_Stated exercise_
Reproduce the lines of all the items below unchanged, except replace every occurrence of "pie-slice" with "pie-wedge".

= = =

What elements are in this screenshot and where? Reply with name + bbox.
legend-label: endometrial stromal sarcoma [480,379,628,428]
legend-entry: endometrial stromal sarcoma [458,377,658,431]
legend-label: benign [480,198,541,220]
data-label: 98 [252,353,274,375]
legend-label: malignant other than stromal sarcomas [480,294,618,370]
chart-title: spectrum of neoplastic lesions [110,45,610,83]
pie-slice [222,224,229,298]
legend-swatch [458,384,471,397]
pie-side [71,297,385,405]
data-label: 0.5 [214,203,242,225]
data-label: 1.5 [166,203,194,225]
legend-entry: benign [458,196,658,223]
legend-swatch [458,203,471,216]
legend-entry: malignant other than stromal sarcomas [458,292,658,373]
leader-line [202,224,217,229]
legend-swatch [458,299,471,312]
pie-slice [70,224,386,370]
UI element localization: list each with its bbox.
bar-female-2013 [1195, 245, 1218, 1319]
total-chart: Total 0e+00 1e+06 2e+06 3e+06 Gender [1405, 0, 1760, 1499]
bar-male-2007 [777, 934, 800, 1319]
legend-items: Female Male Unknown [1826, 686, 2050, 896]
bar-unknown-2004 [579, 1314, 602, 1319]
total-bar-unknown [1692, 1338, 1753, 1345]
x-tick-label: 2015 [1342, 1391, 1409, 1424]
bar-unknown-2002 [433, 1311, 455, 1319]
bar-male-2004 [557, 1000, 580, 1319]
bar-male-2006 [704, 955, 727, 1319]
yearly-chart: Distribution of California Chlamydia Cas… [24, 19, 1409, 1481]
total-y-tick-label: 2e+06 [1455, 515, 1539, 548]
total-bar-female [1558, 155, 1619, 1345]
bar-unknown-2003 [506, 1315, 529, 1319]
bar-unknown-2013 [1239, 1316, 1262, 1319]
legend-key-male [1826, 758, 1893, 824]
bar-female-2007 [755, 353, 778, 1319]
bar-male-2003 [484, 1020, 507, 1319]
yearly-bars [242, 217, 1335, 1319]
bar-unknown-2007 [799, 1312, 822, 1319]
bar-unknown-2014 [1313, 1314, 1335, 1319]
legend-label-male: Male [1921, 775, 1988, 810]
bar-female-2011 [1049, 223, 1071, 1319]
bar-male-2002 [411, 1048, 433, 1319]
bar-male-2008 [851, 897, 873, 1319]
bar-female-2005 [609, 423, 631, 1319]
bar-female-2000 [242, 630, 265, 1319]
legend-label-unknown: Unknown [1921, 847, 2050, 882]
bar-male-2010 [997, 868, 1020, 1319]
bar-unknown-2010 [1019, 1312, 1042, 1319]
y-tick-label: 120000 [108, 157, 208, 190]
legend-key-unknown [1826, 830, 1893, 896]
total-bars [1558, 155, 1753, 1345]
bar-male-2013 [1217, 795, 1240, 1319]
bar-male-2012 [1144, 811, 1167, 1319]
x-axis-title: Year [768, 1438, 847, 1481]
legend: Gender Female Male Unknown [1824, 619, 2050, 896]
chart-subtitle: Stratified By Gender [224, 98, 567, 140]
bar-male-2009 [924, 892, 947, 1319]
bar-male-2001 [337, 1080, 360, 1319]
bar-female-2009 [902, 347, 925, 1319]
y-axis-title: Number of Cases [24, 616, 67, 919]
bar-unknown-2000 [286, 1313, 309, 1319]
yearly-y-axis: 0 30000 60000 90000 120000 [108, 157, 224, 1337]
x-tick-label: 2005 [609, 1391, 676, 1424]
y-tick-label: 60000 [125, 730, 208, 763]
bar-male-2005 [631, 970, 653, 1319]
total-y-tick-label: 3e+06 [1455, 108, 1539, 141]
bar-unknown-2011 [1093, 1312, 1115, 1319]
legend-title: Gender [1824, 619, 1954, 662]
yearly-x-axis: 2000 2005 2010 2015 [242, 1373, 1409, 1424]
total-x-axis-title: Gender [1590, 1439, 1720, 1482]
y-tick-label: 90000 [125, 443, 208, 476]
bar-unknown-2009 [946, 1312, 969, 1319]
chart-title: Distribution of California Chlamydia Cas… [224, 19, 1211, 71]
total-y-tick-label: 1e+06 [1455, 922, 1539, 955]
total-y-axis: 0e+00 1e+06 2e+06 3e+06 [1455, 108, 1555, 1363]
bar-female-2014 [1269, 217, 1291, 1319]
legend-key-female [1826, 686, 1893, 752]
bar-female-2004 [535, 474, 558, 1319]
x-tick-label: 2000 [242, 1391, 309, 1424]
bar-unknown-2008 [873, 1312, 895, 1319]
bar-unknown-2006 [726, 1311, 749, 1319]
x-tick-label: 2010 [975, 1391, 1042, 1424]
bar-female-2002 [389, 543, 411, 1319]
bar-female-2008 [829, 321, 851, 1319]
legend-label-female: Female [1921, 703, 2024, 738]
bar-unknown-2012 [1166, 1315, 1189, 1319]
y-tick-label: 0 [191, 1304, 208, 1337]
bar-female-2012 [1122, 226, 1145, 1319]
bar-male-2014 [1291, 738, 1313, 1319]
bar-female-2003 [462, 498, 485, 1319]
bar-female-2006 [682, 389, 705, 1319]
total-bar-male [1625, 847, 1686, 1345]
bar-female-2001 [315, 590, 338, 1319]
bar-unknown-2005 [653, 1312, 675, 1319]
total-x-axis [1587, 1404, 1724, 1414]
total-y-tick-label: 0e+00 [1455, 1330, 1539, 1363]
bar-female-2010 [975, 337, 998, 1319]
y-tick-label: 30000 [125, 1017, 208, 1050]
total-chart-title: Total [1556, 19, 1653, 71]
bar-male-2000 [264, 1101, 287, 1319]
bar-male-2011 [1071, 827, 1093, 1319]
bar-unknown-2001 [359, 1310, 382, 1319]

= = =

_Expected output_
What elements are in this screenshot and where? Reply with name + bbox.
legend-label: endometrial stromal sarcoma [480,379,628,428]
legend-entry: endometrial stromal sarcoma [458,377,658,431]
legend-label: benign [480,198,541,220]
data-label: 98 [252,353,274,375]
legend-label: malignant other than stromal sarcomas [480,294,618,370]
chart-title: spectrum of neoplastic lesions [110,45,610,83]
pie-wedge [222,224,229,298]
legend-swatch [458,384,471,397]
pie-side [71,297,385,405]
data-label: 0.5 [214,203,242,225]
data-label: 1.5 [166,203,194,225]
legend-entry: benign [458,196,658,223]
legend-swatch [458,203,471,216]
legend-entry: malignant other than stromal sarcomas [458,292,658,373]
leader-line [202,224,217,229]
legend-swatch [458,299,471,312]
pie-wedge [70,224,386,370]
UI element localization: list each with its bbox.
bar-female-2013 [1195, 245, 1218, 1319]
total-chart: Total 0e+00 1e+06 2e+06 3e+06 Gender [1405, 0, 1760, 1499]
bar-male-2007 [777, 934, 800, 1319]
legend-items: Female Male Unknown [1826, 686, 2050, 896]
bar-unknown-2004 [579, 1314, 602, 1319]
total-bar-unknown [1692, 1338, 1753, 1345]
x-tick-label: 2015 [1342, 1391, 1409, 1424]
bar-unknown-2002 [433, 1311, 455, 1319]
bar-male-2004 [557, 1000, 580, 1319]
bar-male-2006 [704, 955, 727, 1319]
yearly-chart: Distribution of California Chlamydia Cas… [24, 19, 1409, 1481]
total-y-tick-label: 2e+06 [1455, 515, 1539, 548]
total-bar-female [1558, 155, 1619, 1345]
bar-unknown-2003 [506, 1315, 529, 1319]
bar-unknown-2013 [1239, 1316, 1262, 1319]
legend-key-male [1826, 758, 1893, 824]
bar-female-2007 [755, 353, 778, 1319]
bar-male-2003 [484, 1020, 507, 1319]
yearly-bars [242, 217, 1335, 1319]
bar-unknown-2007 [799, 1312, 822, 1319]
bar-unknown-2014 [1313, 1314, 1335, 1319]
legend-label-male: Male [1921, 775, 1988, 810]
bar-female-2011 [1049, 223, 1071, 1319]
bar-male-2002 [411, 1048, 433, 1319]
bar-male-2008 [851, 897, 873, 1319]
bar-female-2005 [609, 423, 631, 1319]
bar-female-2000 [242, 630, 265, 1319]
legend-label-unknown: Unknown [1921, 847, 2050, 882]
bar-male-2010 [997, 868, 1020, 1319]
bar-unknown-2010 [1019, 1312, 1042, 1319]
y-tick-label: 120000 [108, 157, 208, 190]
legend-key-unknown [1826, 830, 1893, 896]
total-bars [1558, 155, 1753, 1345]
bar-male-2013 [1217, 795, 1240, 1319]
bar-male-2012 [1144, 811, 1167, 1319]
x-axis-title: Year [768, 1438, 847, 1481]
legend: Gender Female Male Unknown [1824, 619, 2050, 896]
chart-subtitle: Stratified By Gender [224, 98, 567, 140]
bar-male-2009 [924, 892, 947, 1319]
bar-male-2001 [337, 1080, 360, 1319]
bar-female-2009 [902, 347, 925, 1319]
y-axis-title: Number of Cases [24, 616, 67, 919]
bar-unknown-2000 [286, 1313, 309, 1319]
yearly-y-axis: 0 30000 60000 90000 120000 [108, 157, 224, 1337]
x-tick-label: 2005 [609, 1391, 676, 1424]
y-tick-label: 60000 [125, 730, 208, 763]
bar-male-2005 [631, 970, 653, 1319]
total-y-tick-label: 3e+06 [1455, 108, 1539, 141]
bar-unknown-2011 [1093, 1312, 1115, 1319]
legend-title: Gender [1824, 619, 1954, 662]
yearly-x-axis: 2000 2005 2010 2015 [242, 1373, 1409, 1424]
total-x-axis-title: Gender [1590, 1439, 1720, 1482]
y-tick-label: 90000 [125, 443, 208, 476]
bar-unknown-2009 [946, 1312, 969, 1319]
chart-title: Distribution of California Chlamydia Cas… [224, 19, 1211, 71]
total-y-tick-label: 1e+06 [1455, 922, 1539, 955]
total-y-axis: 0e+00 1e+06 2e+06 3e+06 [1455, 108, 1555, 1363]
bar-female-2014 [1269, 217, 1291, 1319]
legend-key-female [1826, 686, 1893, 752]
bar-female-2004 [535, 474, 558, 1319]
x-tick-label: 2000 [242, 1391, 309, 1424]
bar-unknown-2008 [873, 1312, 895, 1319]
bar-unknown-2006 [726, 1311, 749, 1319]
x-tick-label: 2010 [975, 1391, 1042, 1424]
bar-female-2002 [389, 543, 411, 1319]
bar-female-2008 [829, 321, 851, 1319]
legend-label-female: Female [1921, 703, 2024, 738]
bar-unknown-2012 [1166, 1315, 1189, 1319]
y-tick-label: 0 [191, 1304, 208, 1337]
bar-female-2012 [1122, 226, 1145, 1319]
bar-male-2014 [1291, 738, 1313, 1319]
bar-female-2003 [462, 498, 485, 1319]
bar-female-2006 [682, 389, 705, 1319]
total-bar-male [1625, 847, 1686, 1345]
bar-female-2001 [315, 590, 338, 1319]
bar-unknown-2005 [653, 1312, 675, 1319]
total-x-axis [1587, 1404, 1724, 1414]
total-y-tick-label: 0e+00 [1455, 1330, 1539, 1363]
bar-female-2010 [975, 337, 998, 1319]
y-tick-label: 30000 [125, 1017, 208, 1050]
total-chart-title: Total [1556, 19, 1653, 71]
bar-male-2000 [264, 1101, 287, 1319]
bar-male-2011 [1071, 827, 1093, 1319]
bar-unknown-2001 [359, 1310, 382, 1319]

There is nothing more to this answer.